TASK INSTRUCTIONS → Reproduce every one of the items below word for word, keeping each line in its original order.

++++++++++++++++++++

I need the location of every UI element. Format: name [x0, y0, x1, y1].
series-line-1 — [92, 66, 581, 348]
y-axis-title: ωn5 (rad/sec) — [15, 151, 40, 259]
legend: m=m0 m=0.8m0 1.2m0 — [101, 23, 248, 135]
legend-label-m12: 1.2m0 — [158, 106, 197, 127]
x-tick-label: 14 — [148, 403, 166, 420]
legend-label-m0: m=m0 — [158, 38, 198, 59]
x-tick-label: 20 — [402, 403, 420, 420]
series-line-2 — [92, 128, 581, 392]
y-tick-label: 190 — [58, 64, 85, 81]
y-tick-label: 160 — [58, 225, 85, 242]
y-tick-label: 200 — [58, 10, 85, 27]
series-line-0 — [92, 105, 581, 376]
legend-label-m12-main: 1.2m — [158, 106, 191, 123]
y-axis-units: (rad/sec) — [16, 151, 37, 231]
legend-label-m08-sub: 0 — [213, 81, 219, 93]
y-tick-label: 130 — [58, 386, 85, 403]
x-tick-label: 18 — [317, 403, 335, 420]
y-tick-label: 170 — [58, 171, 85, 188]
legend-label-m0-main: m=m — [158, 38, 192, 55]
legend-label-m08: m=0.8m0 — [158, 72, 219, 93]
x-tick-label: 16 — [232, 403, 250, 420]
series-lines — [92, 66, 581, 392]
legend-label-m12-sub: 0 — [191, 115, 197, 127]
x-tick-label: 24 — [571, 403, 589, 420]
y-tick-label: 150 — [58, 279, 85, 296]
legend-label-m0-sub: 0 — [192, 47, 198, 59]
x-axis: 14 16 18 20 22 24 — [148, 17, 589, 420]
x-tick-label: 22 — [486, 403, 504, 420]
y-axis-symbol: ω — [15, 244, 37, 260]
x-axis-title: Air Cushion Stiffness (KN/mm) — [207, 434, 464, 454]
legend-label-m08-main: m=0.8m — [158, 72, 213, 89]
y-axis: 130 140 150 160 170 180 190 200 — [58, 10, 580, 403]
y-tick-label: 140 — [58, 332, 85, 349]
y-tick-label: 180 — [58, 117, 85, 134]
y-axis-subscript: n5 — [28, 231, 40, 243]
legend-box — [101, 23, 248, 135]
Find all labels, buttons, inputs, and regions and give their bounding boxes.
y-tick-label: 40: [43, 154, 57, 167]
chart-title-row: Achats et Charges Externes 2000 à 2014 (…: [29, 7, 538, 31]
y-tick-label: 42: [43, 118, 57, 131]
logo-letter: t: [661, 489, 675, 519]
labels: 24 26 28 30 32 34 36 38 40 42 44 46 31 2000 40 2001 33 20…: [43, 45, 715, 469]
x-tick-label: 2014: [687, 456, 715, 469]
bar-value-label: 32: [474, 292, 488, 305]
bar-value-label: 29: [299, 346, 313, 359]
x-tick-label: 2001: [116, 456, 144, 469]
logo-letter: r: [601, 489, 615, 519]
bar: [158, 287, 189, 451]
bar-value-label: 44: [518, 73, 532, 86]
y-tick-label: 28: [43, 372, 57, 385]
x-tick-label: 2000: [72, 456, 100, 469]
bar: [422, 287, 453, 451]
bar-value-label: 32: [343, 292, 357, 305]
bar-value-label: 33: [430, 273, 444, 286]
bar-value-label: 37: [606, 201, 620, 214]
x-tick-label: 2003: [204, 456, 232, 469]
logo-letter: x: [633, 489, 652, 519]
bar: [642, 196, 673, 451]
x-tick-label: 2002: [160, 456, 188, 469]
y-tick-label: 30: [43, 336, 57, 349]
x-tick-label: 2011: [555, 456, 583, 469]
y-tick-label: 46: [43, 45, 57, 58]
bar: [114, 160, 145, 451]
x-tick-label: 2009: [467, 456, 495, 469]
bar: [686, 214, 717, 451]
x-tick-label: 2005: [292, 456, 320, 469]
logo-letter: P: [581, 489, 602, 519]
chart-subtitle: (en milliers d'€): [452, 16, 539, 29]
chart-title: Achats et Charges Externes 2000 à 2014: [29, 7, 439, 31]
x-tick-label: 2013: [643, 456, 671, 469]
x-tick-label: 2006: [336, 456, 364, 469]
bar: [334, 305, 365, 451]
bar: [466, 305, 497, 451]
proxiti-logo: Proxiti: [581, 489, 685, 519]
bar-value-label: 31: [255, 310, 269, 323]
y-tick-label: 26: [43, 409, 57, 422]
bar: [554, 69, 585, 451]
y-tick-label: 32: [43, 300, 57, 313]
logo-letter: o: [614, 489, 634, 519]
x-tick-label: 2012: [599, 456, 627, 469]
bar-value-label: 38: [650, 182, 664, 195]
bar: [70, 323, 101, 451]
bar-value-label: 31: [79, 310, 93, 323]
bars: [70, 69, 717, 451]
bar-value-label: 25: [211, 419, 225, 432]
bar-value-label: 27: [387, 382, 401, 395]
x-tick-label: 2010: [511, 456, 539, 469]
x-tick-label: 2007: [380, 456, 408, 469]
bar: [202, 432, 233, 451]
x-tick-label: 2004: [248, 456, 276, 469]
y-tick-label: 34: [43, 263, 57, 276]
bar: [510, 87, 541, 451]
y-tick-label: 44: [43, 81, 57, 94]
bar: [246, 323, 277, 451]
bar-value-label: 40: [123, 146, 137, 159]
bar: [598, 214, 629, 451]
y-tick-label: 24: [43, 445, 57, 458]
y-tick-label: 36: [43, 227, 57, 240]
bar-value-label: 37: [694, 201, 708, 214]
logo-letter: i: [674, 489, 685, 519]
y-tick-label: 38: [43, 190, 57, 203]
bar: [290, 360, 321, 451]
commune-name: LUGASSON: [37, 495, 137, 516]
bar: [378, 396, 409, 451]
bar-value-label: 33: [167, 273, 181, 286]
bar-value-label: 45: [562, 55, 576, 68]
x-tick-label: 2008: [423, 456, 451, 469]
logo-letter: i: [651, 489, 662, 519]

++++++++++++++++++++

ANSWER FOR THE TASK →
I need the location of every UI element. Format: name [x0, y0, x1, y1].
series-line-1 — [92, 66, 581, 348]
y-axis-title: ωn5 (rad/sec) — [15, 151, 40, 259]
legend: m=m0 m=0.8m0 1.2m0 — [101, 23, 248, 135]
legend-label-m12: 1.2m0 — [158, 106, 197, 127]
x-tick-label: 14 — [148, 403, 166, 420]
legend-label-m0: m=m0 — [158, 38, 198, 59]
x-tick-label: 20 — [402, 403, 420, 420]
series-line-2 — [92, 128, 581, 392]
y-tick-label: 190 — [58, 64, 85, 81]
y-tick-label: 160 — [58, 225, 85, 242]
y-tick-label: 200 — [58, 10, 85, 27]
series-line-0 — [92, 105, 581, 376]
legend-label-m12-main: 1.2m — [158, 106, 191, 123]
y-axis-units: (rad/sec) — [16, 151, 37, 231]
legend-label-m08-sub: 0 — [213, 81, 219, 93]
y-tick-label: 130 — [58, 386, 85, 403]
x-tick-label: 18 — [317, 403, 335, 420]
y-tick-label: 170 — [58, 171, 85, 188]
legend-label-m0-main: m=m — [158, 38, 192, 55]
legend-label-m08: m=0.8m0 — [158, 72, 219, 93]
x-tick-label: 16 — [232, 403, 250, 420]
series-lines — [92, 66, 581, 392]
legend-label-m12-sub: 0 — [191, 115, 197, 127]
x-tick-label: 24 — [571, 403, 589, 420]
y-tick-label: 150 — [58, 279, 85, 296]
legend-label-m0-sub: 0 — [192, 47, 198, 59]
x-axis: 14 16 18 20 22 24 — [148, 17, 589, 420]
x-tick-label: 22 — [486, 403, 504, 420]
y-axis-symbol: ω — [15, 244, 37, 260]
x-axis-title: Air Cushion Stiffness (KN/mm) — [207, 434, 464, 454]
legend-label-m08-main: m=0.8m — [158, 72, 213, 89]
y-axis: 130 140 150 160 170 180 190 200 — [58, 10, 580, 403]
y-tick-label: 140 — [58, 332, 85, 349]
y-tick-label: 180 — [58, 117, 85, 134]
y-axis-subscript: n5 — [28, 231, 40, 243]
legend-box — [101, 23, 248, 135]
Find all labels, buttons, inputs, and regions and give their bounding boxes.
y-tick-label: 40: [43, 154, 57, 167]
chart-title-row: Achats et Charges Externes 2000 à 2014 (…: [29, 7, 538, 31]
y-tick-label: 42: [43, 118, 57, 131]
logo-letter: t: [661, 489, 675, 519]
labels: 24 26 28 30 32 34 36 38 40 42 44 46 31 2000 40 2001 33 20…: [43, 45, 715, 469]
x-tick-label: 2014: [687, 456, 715, 469]
bar-value-label: 32: [474, 292, 488, 305]
bar-value-label: 29: [299, 346, 313, 359]
x-tick-label: 2001: [116, 456, 144, 469]
logo-letter: r: [601, 489, 615, 519]
bar: [158, 287, 189, 451]
bar-value-label: 44: [518, 73, 532, 86]
y-tick-label: 28: [43, 372, 57, 385]
x-tick-label: 2000: [72, 456, 100, 469]
bar: [422, 287, 453, 451]
bar-value-label: 32: [343, 292, 357, 305]
bar-value-label: 33: [430, 273, 444, 286]
bar-value-label: 37: [606, 201, 620, 214]
x-tick-label: 2003: [204, 456, 232, 469]
logo-letter: x: [633, 489, 652, 519]
bar: [642, 196, 673, 451]
x-tick-label: 2002: [160, 456, 188, 469]
y-tick-label: 30: [43, 336, 57, 349]
x-tick-label: 2011: [555, 456, 583, 469]
y-tick-label: 46: [43, 45, 57, 58]
bar: [114, 160, 145, 451]
x-tick-label: 2009: [467, 456, 495, 469]
bar: [686, 214, 717, 451]
x-tick-label: 2005: [292, 456, 320, 469]
logo-letter: P: [581, 489, 602, 519]
chart-subtitle: (en milliers d'€): [452, 16, 539, 29]
chart-title: Achats et Charges Externes 2000 à 2014: [29, 7, 439, 31]
x-tick-label: 2013: [643, 456, 671, 469]
x-tick-label: 2006: [336, 456, 364, 469]
bar: [334, 305, 365, 451]
bar: [466, 305, 497, 451]
proxiti-logo: Proxiti: [581, 489, 685, 519]
bar-value-label: 31: [255, 310, 269, 323]
y-tick-label: 26: [43, 409, 57, 422]
bar: [554, 69, 585, 451]
y-tick-label: 32: [43, 300, 57, 313]
logo-letter: o: [614, 489, 634, 519]
x-tick-label: 2012: [599, 456, 627, 469]
bar-value-label: 38: [650, 182, 664, 195]
bar: [70, 323, 101, 451]
bar-value-label: 31: [79, 310, 93, 323]
bars: [70, 69, 717, 451]
bar-value-label: 25: [211, 419, 225, 432]
bar-value-label: 27: [387, 382, 401, 395]
x-tick-label: 2010: [511, 456, 539, 469]
x-tick-label: 2007: [380, 456, 408, 469]
bar: [202, 432, 233, 451]
x-tick-label: 2004: [248, 456, 276, 469]
y-tick-label: 34: [43, 263, 57, 276]
bar: [510, 87, 541, 451]
y-tick-label: 44: [43, 81, 57, 94]
bar: [246, 323, 277, 451]
bar-value-label: 40: [123, 146, 137, 159]
bar: [598, 214, 629, 451]
y-tick-label: 24: [43, 445, 57, 458]
y-tick-label: 36: [43, 227, 57, 240]
bar-value-label: 37: [694, 201, 708, 214]
logo-letter: i: [674, 489, 685, 519]
y-tick-label: 38: [43, 190, 57, 203]
bar: [290, 360, 321, 451]
commune-name: LUGASSON: [37, 495, 137, 516]
bar: [378, 396, 409, 451]
bar-value-label: 33: [167, 273, 181, 286]
bar-value-label: 45: [562, 55, 576, 68]
x-tick-label: 2008: [423, 456, 451, 469]
logo-letter: i: [651, 489, 662, 519]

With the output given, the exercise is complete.